§ **DIRECTIONS FOR THIS TASK**:
Determine how many lines carry the word "style". Output that number only.

§ **Entries from a dataset**:
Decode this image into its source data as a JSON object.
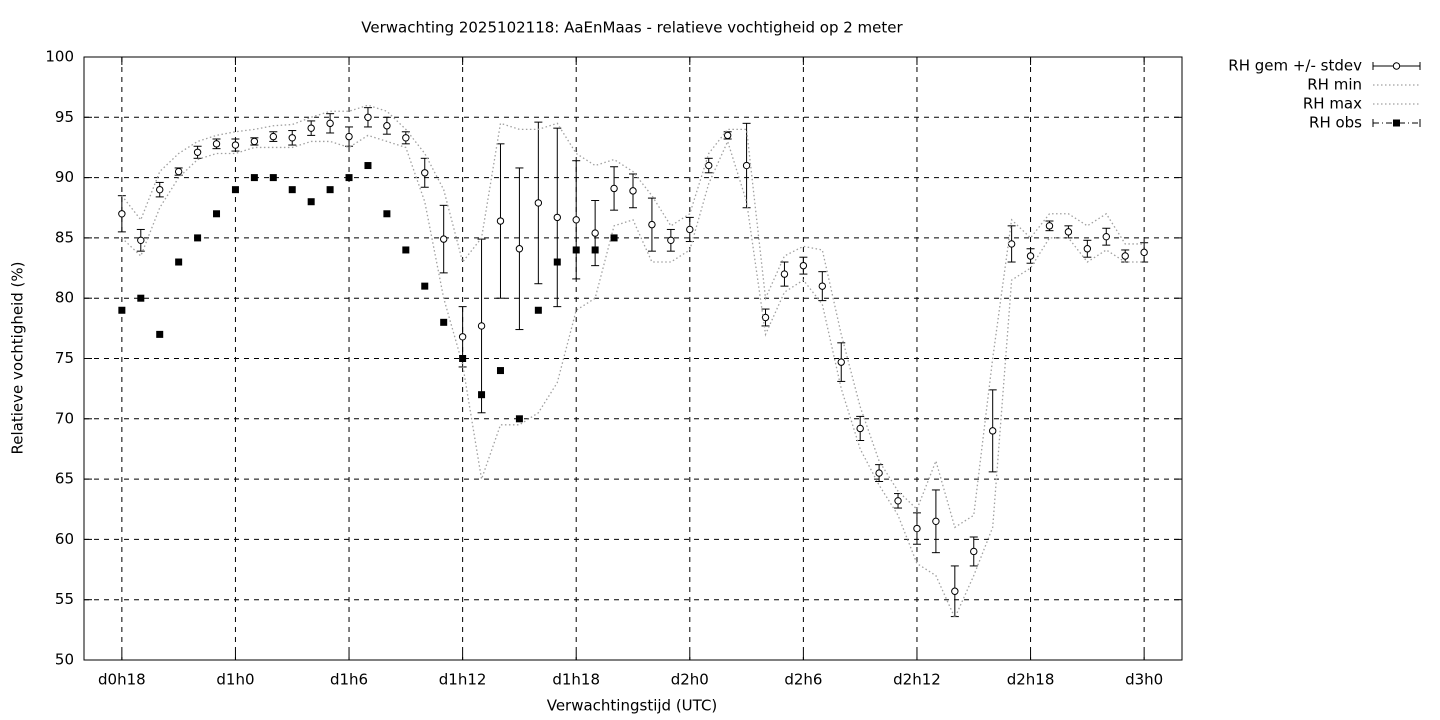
{
  "chart_data": {
    "type": "line",
    "title": "Verwachting 2025102118: AaEnMaas - relatieve vochtigheid op 2 meter",
    "xlabel": "Verwachtingstijd (UTC)",
    "ylabel": "Relatieve vochtigheid (%)",
    "x": [
      18,
      19,
      20,
      21,
      22,
      23,
      24,
      25,
      26,
      27,
      28,
      29,
      30,
      31,
      32,
      33,
      34,
      35,
      36,
      37,
      38,
      39,
      40,
      41,
      42,
      43,
      44,
      45,
      46,
      47,
      48,
      49,
      50,
      51,
      52,
      53,
      54,
      55,
      56,
      57,
      58,
      59,
      60,
      61,
      62,
      63,
      64,
      65,
      66,
      67,
      68,
      69,
      70,
      71,
      72
    ],
    "xlim": [
      16,
      74
    ],
    "xticks": [
      {
        "value": 18,
        "label": "d0h18"
      },
      {
        "value": 24,
        "label": "d1h0"
      },
      {
        "value": 30,
        "label": "d1h6"
      },
      {
        "value": 36,
        "label": "d1h12"
      },
      {
        "value": 42,
        "label": "d1h18"
      },
      {
        "value": 48,
        "label": "d2h0"
      },
      {
        "value": 54,
        "label": "d2h6"
      },
      {
        "value": 60,
        "label": "d2h12"
      },
      {
        "value": 66,
        "label": "d2h18"
      },
      {
        "value": 72,
        "label": "d3h0"
      }
    ],
    "ylim": [
      50,
      100
    ],
    "yticks": [
      50,
      55,
      60,
      65,
      70,
      75,
      80,
      85,
      90,
      95,
      100
    ],
    "grid": true,
    "legend": "outside-right-top",
    "series": [
      {
        "name": "RH gem +/- stdev",
        "color": "#000000",
        "style": "errorbars",
        "values": [
          87.0,
          84.8,
          89.0,
          90.5,
          92.1,
          92.8,
          92.7,
          93.0,
          93.4,
          93.3,
          94.1,
          94.5,
          93.4,
          95.0,
          94.3,
          93.3,
          90.4,
          84.9,
          76.8,
          77.7,
          86.4,
          84.1,
          87.9,
          86.7,
          86.5,
          85.4,
          89.1,
          88.9,
          86.1,
          84.8,
          85.7,
          91.0,
          93.5,
          91.0,
          78.4,
          82.0,
          82.7,
          81.0,
          74.7,
          69.2,
          65.5,
          63.2,
          60.9,
          61.5,
          55.7,
          59.0,
          69.0,
          84.5,
          83.5,
          86.0,
          85.5,
          84.1,
          85.1,
          83.5,
          83.8
        ],
        "errors": [
          1.5,
          0.9,
          0.6,
          0.3,
          0.5,
          0.4,
          0.5,
          0.3,
          0.4,
          0.6,
          0.6,
          0.8,
          0.8,
          0.8,
          0.7,
          0.5,
          1.2,
          2.8,
          2.5,
          7.2,
          6.4,
          6.7,
          6.7,
          7.4,
          4.9,
          2.7,
          1.8,
          1.4,
          2.2,
          0.9,
          1.0,
          0.6,
          0.3,
          3.5,
          0.7,
          1.0,
          0.7,
          1.2,
          1.6,
          1.0,
          0.7,
          0.6,
          1.3,
          2.6,
          2.1,
          1.2,
          3.4,
          1.5,
          0.6,
          0.4,
          0.5,
          0.7,
          0.7,
          0.5,
          0.8
        ]
      },
      {
        "name": "RH min",
        "color": "#a0a0a0",
        "style": "dots",
        "values": [
          85,
          83.5,
          87.5,
          90,
          91.5,
          92,
          92,
          92.5,
          92.5,
          92.5,
          93,
          93,
          92.5,
          93.5,
          93,
          92.5,
          88,
          80,
          74.5,
          65,
          69.5,
          69.5,
          70.5,
          73,
          79,
          80,
          86,
          86.5,
          83,
          83,
          84,
          89.5,
          93,
          88,
          77,
          80.5,
          81.5,
          79.5,
          72.5,
          67.5,
          64.5,
          62,
          58,
          57,
          53.5,
          57,
          61,
          81.5,
          82.5,
          85,
          85,
          83,
          84,
          83,
          83
        ]
      },
      {
        "name": "RH max",
        "color": "#a0a0a0",
        "style": "dots",
        "values": [
          88.5,
          86.5,
          90.5,
          92,
          93,
          93.5,
          93.8,
          94,
          94.3,
          94.4,
          95,
          95.5,
          95.5,
          96,
          95.5,
          94,
          92,
          89,
          83,
          85,
          94.5,
          94,
          94,
          94.5,
          92,
          91,
          91.5,
          90.5,
          88.5,
          86,
          87,
          92,
          94,
          94,
          80,
          83.5,
          84.3,
          84,
          77,
          71,
          66.5,
          64,
          62.5,
          66.5,
          61,
          62,
          75,
          86.5,
          85,
          87,
          87,
          86,
          87,
          84.5,
          84.5
        ]
      },
      {
        "name": "RH obs",
        "color": "#000000",
        "style": "points",
        "values": [
          79,
          80,
          77,
          83,
          85,
          87,
          89,
          90,
          90,
          89,
          88,
          89,
          90,
          91,
          87,
          84,
          81,
          78,
          75,
          72,
          74,
          70,
          79,
          83,
          84,
          84,
          85,
          null,
          null,
          null,
          null,
          null,
          null,
          null,
          null,
          null,
          null,
          null,
          null,
          null,
          null,
          null,
          null,
          null,
          null,
          null,
          null,
          null,
          null,
          null,
          null,
          null,
          null,
          null,
          null
        ]
      }
    ]
  }
}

§ **FULL ANSWER**:
4